┏━━
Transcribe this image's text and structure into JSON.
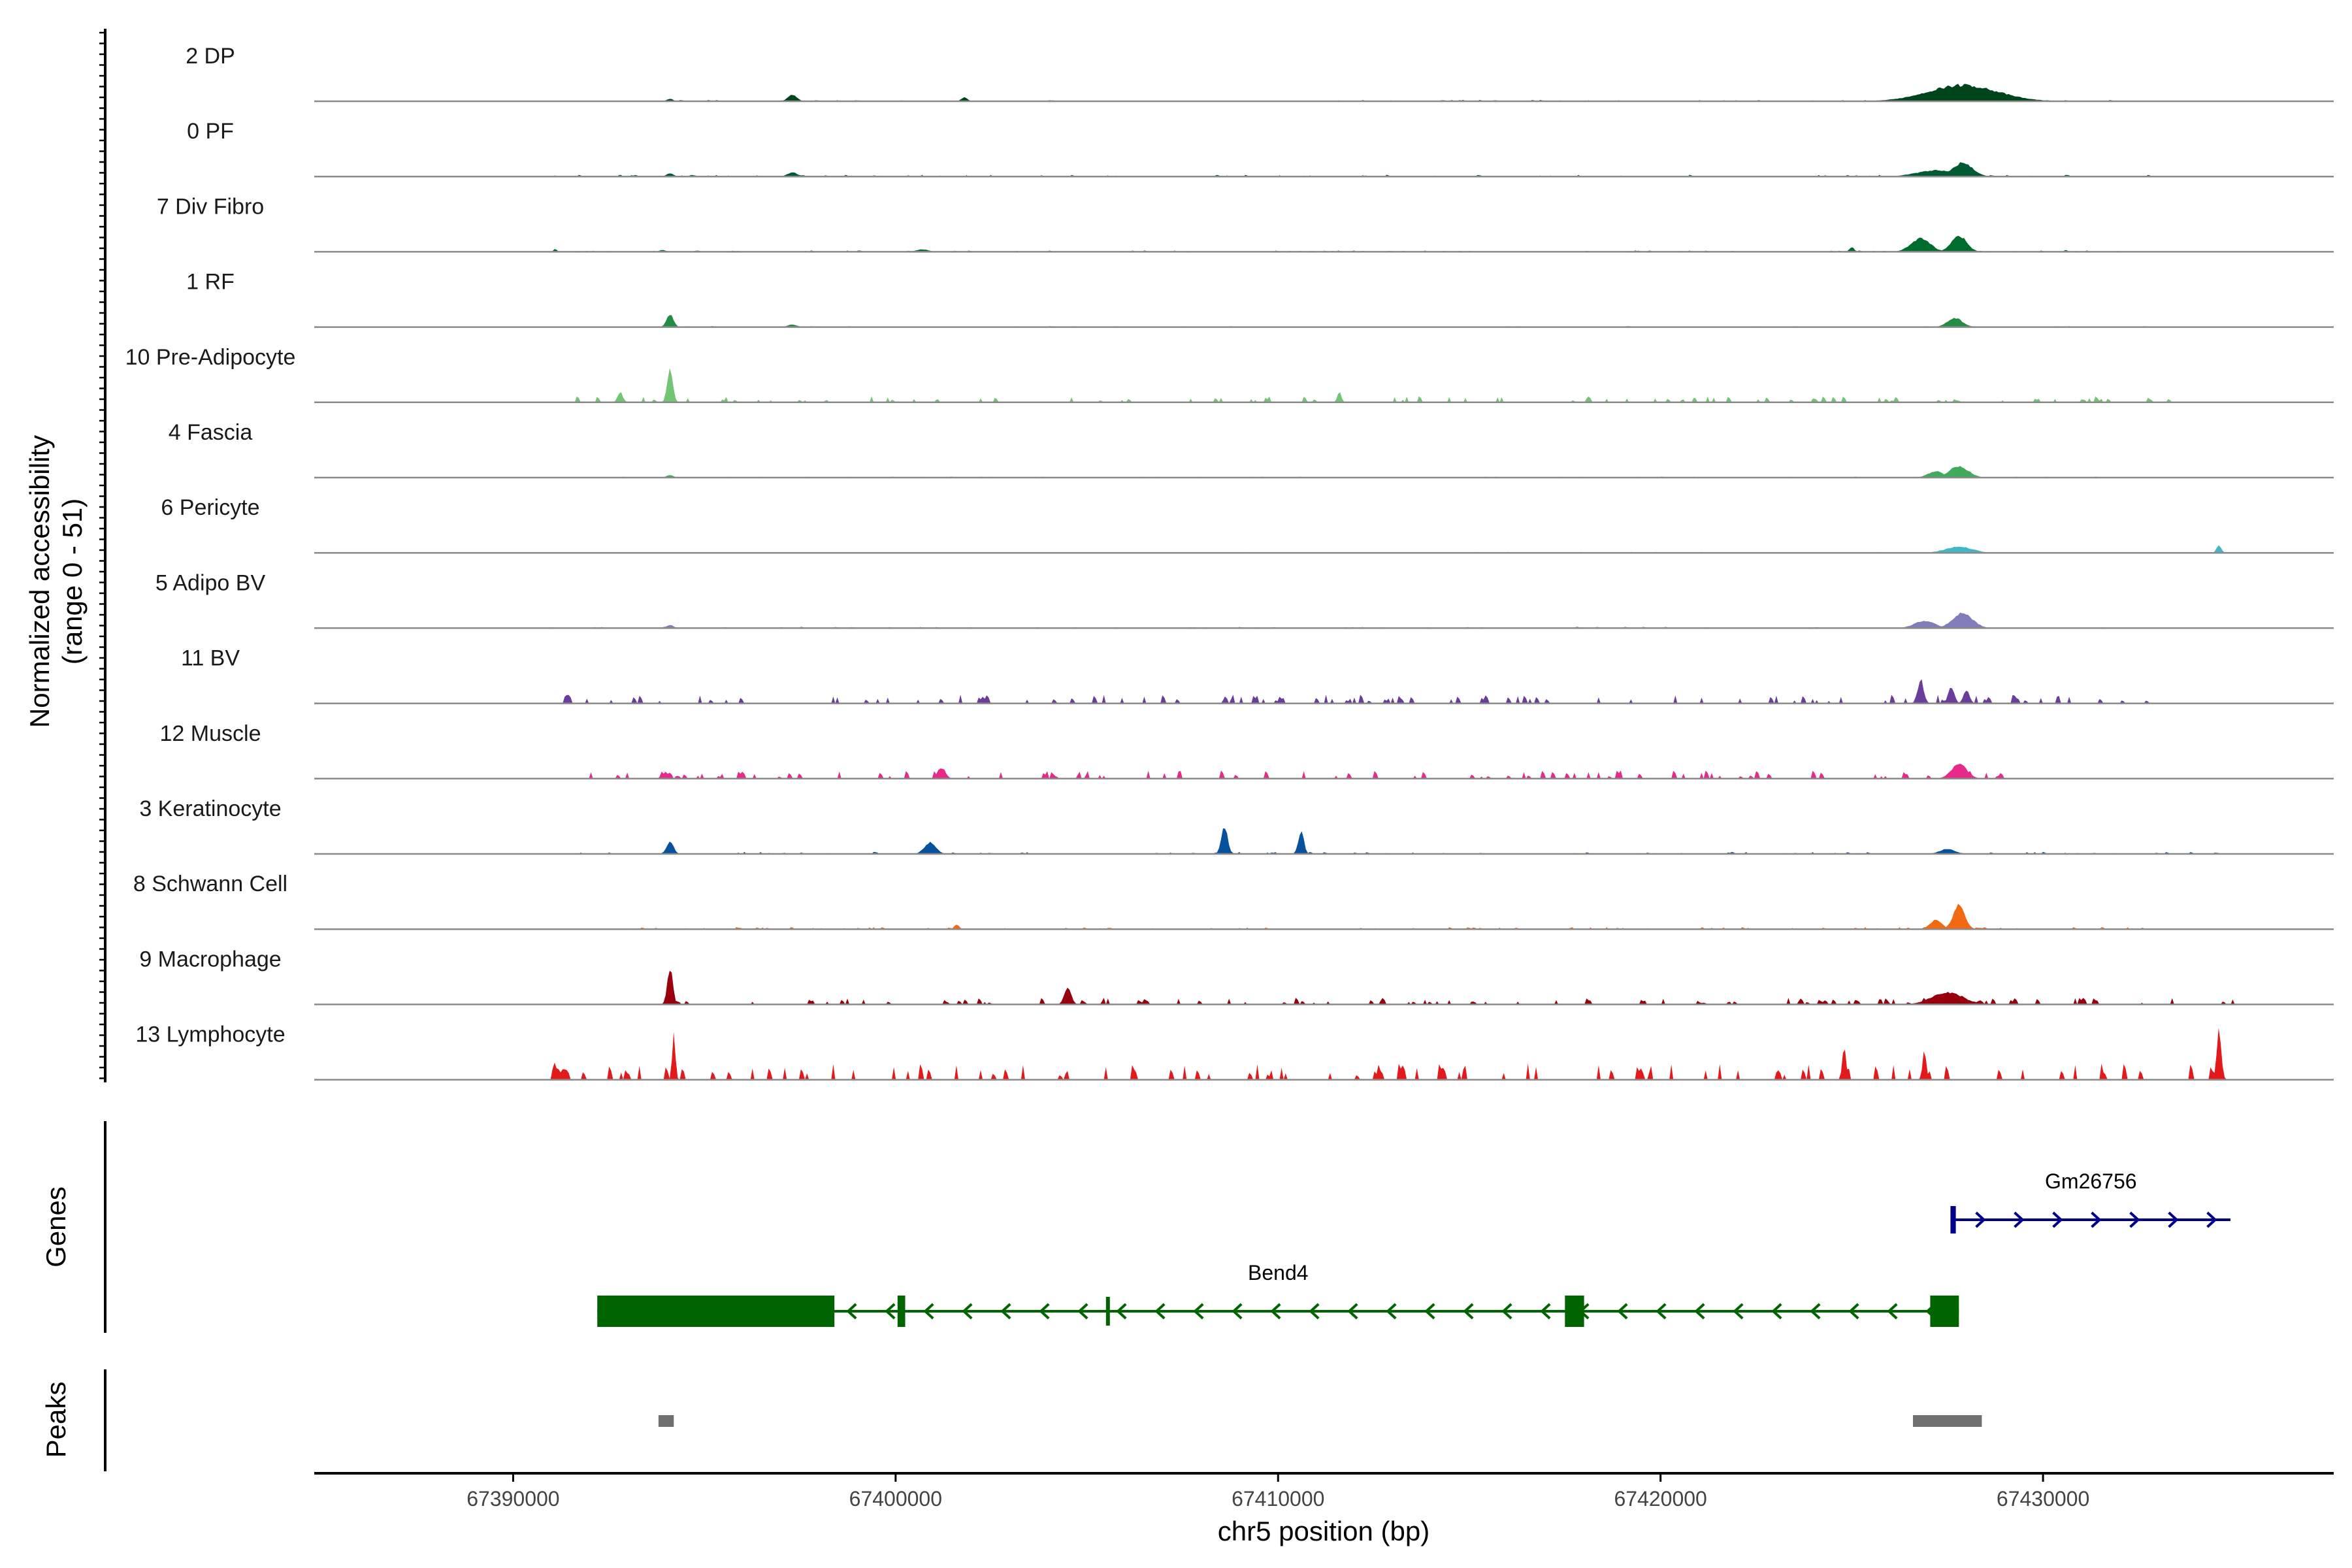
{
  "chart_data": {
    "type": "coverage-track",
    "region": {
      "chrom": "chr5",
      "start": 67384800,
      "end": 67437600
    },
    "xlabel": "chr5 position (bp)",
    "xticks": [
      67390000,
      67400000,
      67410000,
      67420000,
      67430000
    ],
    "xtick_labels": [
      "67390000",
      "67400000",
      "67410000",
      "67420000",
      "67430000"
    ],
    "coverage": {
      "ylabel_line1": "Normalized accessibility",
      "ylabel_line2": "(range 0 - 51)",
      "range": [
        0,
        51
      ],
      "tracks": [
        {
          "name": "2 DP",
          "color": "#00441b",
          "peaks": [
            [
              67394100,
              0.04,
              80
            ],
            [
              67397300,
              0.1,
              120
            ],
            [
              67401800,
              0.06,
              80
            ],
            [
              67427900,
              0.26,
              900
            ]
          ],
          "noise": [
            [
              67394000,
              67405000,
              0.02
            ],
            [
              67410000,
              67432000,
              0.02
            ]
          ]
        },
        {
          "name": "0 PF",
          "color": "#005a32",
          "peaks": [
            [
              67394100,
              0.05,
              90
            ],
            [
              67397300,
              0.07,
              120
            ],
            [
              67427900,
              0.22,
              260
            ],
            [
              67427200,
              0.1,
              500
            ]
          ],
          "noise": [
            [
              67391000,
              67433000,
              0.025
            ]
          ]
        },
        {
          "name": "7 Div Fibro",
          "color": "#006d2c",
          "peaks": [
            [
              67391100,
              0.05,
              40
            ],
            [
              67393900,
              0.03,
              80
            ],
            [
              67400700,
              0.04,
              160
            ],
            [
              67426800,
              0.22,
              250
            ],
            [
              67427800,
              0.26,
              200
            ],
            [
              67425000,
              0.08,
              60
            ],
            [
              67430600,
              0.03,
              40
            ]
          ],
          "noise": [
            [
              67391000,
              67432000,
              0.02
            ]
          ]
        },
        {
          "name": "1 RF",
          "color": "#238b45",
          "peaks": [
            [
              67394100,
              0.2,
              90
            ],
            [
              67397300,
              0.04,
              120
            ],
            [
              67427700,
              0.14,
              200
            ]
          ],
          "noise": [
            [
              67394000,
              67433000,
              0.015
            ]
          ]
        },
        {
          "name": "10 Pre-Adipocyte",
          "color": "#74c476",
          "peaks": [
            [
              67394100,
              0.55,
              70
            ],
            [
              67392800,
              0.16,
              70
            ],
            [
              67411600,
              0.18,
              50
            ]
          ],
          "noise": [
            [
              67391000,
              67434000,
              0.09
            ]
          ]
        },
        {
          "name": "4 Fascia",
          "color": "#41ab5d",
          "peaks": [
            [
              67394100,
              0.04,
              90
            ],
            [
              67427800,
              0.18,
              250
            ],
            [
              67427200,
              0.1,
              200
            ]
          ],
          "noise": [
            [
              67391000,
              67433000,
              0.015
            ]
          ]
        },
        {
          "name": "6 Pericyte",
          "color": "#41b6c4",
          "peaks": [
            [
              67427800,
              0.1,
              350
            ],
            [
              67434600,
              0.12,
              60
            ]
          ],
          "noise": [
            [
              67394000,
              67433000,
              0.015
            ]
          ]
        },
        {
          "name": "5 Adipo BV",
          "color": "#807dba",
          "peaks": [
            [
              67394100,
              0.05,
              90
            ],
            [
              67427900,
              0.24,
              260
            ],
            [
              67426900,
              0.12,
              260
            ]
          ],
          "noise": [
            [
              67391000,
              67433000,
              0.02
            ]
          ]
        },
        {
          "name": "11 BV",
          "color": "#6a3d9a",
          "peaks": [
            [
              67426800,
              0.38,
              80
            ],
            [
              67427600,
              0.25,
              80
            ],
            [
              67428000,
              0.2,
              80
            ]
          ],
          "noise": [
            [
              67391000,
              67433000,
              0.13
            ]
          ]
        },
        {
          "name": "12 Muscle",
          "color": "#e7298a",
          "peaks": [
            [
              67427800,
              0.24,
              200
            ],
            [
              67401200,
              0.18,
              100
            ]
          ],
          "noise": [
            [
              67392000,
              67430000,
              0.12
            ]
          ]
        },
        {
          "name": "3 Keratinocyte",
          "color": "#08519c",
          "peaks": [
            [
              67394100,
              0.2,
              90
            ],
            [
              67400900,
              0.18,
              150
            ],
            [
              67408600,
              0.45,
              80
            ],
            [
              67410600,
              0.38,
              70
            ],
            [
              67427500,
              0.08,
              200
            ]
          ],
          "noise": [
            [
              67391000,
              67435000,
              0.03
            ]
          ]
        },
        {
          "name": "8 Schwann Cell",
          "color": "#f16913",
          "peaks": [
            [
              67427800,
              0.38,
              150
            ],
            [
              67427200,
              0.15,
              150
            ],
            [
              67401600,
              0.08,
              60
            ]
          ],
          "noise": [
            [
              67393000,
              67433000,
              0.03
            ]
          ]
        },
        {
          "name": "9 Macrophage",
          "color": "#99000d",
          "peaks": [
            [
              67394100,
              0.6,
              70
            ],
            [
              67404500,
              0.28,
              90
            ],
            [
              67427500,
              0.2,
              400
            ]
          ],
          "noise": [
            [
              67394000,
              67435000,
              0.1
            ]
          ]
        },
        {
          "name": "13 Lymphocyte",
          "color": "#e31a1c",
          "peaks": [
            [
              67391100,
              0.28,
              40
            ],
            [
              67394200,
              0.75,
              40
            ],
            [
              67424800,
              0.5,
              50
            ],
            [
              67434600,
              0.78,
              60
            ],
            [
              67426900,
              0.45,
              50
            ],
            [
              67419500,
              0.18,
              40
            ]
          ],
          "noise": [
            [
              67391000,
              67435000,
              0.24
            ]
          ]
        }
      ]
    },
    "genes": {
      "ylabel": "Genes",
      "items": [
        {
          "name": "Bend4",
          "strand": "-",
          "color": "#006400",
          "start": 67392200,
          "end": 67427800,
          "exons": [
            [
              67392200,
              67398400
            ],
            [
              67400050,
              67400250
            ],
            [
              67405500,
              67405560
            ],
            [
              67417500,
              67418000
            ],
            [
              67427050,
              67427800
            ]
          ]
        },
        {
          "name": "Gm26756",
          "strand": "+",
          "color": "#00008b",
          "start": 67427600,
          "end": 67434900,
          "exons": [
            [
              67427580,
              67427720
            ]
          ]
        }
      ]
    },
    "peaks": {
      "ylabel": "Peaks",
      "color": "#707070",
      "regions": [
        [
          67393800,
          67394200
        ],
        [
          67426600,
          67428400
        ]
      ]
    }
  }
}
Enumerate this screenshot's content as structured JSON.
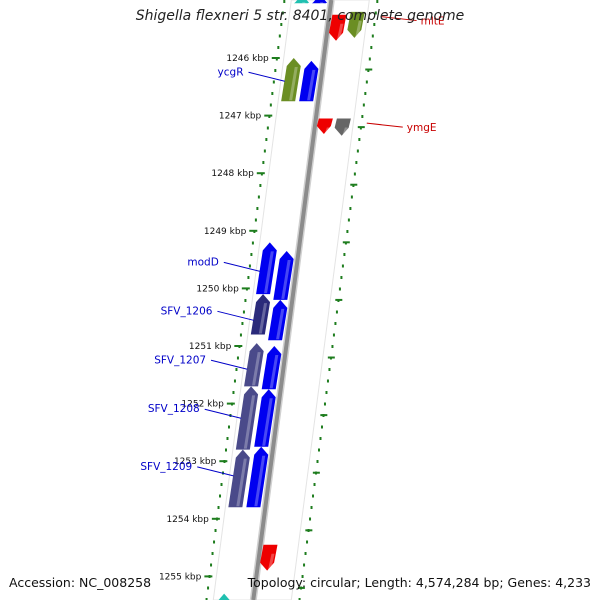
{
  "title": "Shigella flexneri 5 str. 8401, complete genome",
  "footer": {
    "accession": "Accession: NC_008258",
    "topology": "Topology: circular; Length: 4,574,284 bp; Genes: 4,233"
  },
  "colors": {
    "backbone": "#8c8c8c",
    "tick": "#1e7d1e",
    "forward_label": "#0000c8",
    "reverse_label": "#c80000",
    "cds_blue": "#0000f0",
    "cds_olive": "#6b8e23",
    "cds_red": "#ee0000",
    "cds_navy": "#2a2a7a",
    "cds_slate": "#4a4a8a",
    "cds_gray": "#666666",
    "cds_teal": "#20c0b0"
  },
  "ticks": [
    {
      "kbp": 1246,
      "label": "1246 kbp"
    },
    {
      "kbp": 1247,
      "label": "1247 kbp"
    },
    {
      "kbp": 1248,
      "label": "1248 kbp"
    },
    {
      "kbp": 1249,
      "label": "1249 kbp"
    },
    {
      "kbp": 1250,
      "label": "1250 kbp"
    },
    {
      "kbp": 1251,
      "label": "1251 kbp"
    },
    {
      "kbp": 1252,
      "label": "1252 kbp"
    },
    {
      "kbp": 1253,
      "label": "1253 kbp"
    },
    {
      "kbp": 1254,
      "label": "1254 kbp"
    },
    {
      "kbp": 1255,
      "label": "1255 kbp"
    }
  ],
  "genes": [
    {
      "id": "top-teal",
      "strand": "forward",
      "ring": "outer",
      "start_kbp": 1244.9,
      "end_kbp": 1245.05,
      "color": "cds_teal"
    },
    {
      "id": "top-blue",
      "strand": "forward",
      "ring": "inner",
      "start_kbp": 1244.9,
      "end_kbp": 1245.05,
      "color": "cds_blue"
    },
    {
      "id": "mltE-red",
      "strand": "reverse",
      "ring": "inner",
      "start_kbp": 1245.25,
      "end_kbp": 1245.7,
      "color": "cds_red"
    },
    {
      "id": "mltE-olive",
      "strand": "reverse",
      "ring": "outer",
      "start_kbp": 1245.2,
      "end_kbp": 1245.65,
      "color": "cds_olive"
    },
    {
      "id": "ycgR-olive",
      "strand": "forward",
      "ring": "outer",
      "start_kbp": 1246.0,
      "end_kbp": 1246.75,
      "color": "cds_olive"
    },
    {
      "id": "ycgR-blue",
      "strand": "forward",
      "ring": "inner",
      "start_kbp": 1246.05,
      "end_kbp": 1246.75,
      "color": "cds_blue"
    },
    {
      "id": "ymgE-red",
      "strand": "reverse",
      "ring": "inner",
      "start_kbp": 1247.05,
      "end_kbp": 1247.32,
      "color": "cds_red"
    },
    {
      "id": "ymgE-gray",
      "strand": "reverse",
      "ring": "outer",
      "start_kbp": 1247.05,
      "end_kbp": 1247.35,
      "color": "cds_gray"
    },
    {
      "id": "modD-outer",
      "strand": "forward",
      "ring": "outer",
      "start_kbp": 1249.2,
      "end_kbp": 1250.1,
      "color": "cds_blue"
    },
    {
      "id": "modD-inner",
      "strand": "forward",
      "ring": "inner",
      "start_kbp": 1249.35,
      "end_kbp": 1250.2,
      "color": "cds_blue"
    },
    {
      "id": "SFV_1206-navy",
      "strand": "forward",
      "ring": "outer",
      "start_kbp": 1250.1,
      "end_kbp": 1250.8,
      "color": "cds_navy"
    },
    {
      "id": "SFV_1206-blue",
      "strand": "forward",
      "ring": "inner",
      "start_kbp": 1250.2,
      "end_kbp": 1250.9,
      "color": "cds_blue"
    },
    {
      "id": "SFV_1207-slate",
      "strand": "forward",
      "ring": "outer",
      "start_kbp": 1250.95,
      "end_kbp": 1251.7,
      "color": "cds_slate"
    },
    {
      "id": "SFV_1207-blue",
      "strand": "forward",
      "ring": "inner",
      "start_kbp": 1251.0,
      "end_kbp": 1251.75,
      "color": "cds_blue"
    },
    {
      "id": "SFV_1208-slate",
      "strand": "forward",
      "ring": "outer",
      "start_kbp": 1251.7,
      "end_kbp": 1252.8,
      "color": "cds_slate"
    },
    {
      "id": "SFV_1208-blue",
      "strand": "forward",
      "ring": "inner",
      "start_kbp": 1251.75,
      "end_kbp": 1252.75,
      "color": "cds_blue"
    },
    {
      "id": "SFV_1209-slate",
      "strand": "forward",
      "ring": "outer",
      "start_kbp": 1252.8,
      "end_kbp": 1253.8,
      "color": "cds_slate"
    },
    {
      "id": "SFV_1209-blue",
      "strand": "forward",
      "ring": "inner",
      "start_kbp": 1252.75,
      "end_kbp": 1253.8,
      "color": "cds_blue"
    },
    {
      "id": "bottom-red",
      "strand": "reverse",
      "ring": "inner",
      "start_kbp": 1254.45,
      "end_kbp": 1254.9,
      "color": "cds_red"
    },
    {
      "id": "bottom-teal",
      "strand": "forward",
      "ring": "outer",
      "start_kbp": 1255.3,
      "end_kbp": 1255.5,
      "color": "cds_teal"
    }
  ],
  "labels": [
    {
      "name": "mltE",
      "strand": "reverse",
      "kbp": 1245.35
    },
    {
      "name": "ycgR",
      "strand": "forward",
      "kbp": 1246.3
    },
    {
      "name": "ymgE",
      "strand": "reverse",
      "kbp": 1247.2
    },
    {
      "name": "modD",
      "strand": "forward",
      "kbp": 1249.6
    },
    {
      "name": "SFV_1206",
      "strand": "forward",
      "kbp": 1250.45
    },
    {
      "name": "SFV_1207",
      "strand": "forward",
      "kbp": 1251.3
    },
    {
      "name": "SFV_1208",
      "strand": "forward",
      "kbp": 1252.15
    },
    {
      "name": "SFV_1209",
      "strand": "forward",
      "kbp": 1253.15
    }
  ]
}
┗━━
**WHAT IS NEEDED:** Say how many lines of the entries hold the string "this". Nothing but the number should be given.

**SOLVED EXERCISE:** 2